Repeat every line of the data exactly, but not the pictures.

**** SOURCE MATERIAL ****

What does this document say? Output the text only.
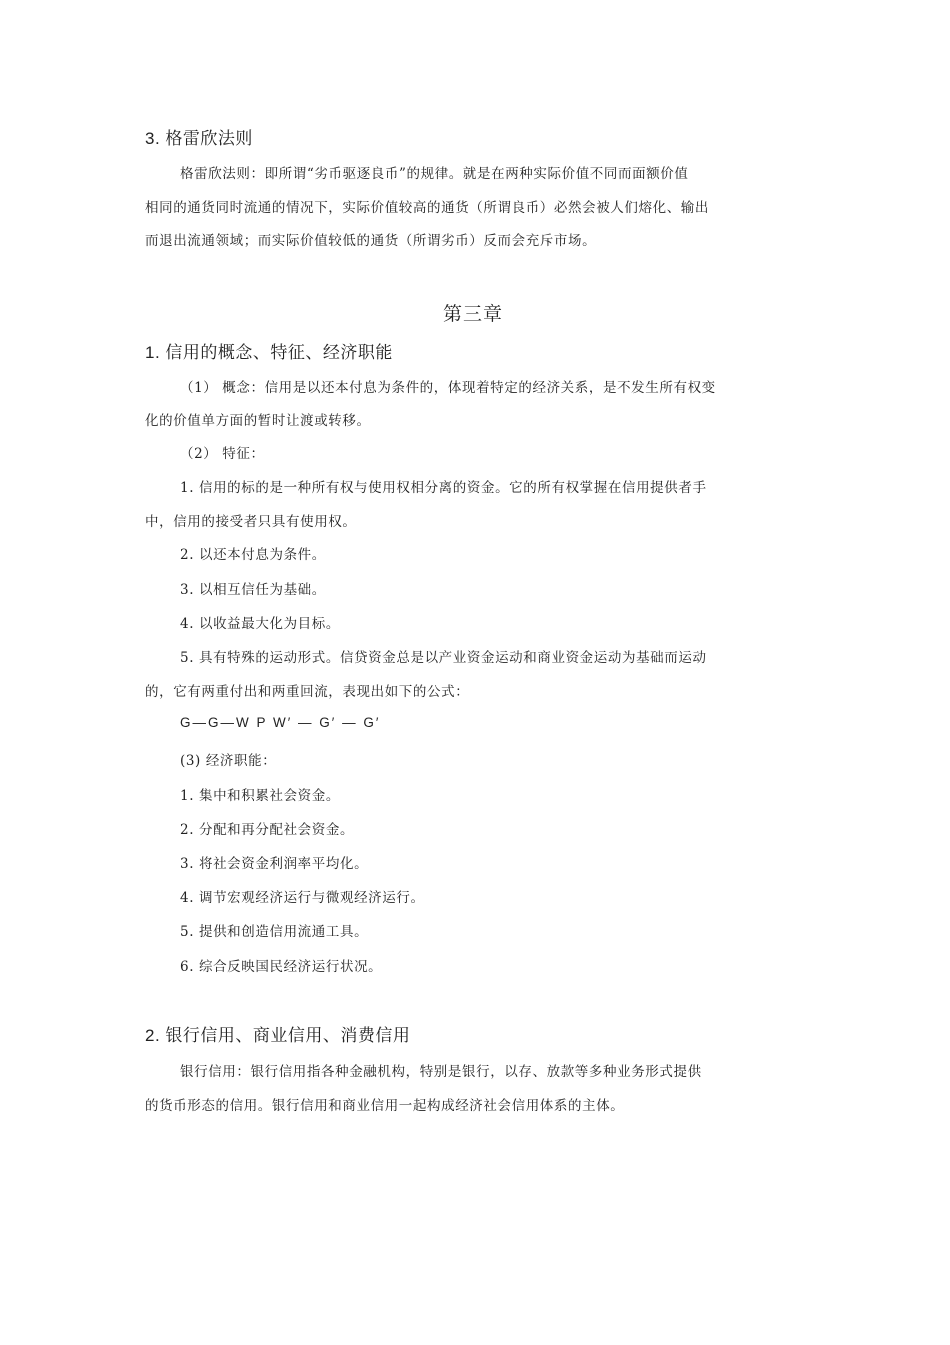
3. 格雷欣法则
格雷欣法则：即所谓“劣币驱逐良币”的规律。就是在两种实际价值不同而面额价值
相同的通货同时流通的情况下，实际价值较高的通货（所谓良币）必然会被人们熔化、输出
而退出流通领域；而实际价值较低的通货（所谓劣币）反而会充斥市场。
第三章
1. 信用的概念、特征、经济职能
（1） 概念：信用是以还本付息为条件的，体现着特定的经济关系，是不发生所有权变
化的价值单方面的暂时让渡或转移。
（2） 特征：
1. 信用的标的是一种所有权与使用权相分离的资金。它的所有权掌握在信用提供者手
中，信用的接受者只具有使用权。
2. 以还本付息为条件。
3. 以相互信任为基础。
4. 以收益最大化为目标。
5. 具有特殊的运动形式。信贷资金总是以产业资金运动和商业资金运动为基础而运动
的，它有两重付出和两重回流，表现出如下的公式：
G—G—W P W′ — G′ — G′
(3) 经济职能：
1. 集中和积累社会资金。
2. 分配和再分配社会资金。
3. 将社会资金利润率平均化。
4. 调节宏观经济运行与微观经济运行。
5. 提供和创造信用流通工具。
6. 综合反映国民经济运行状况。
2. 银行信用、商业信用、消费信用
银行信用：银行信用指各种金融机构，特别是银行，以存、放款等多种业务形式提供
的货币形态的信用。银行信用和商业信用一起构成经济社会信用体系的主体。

****

--- THE SOLUTION ---
What does this document say? Output the text only.
3. 格雷欣法则
格雷欣法则：即所谓“劣币驱逐良币”的规律。就是在两种实际价值不同而面额价值
相同的通货同时流通的情况下，实际价值较高的通货（所谓良币）必然会被人们熔化、输出
而退出流通领域；而实际价值较低的通货（所谓劣币）反而会充斥市场。
第三章
1. 信用的概念、特征、经济职能
（1） 概念：信用是以还本付息为条件的，体现着特定的经济关系，是不发生所有权变
化的价值单方面的暂时让渡或转移。
（2） 特征：
1. 信用的标的是一种所有权与使用权相分离的资金。它的所有权掌握在信用提供者手
中，信用的接受者只具有使用权。
2. 以还本付息为条件。
3. 以相互信任为基础。
4. 以收益最大化为目标。
5. 具有特殊的运动形式。信贷资金总是以产业资金运动和商业资金运动为基础而运动
的，它有两重付出和两重回流，表现出如下的公式：
G—G—W P W′ — G′ — G′
(3) 经济职能：
1. 集中和积累社会资金。
2. 分配和再分配社会资金。
3. 将社会资金利润率平均化。
4. 调节宏观经济运行与微观经济运行。
5. 提供和创造信用流通工具。
6. 综合反映国民经济运行状况。
2. 银行信用、商业信用、消费信用
银行信用：银行信用指各种金融机构，特别是银行，以存、放款等多种业务形式提供
的货币形态的信用。银行信用和商业信用一起构成经济社会信用体系的主体。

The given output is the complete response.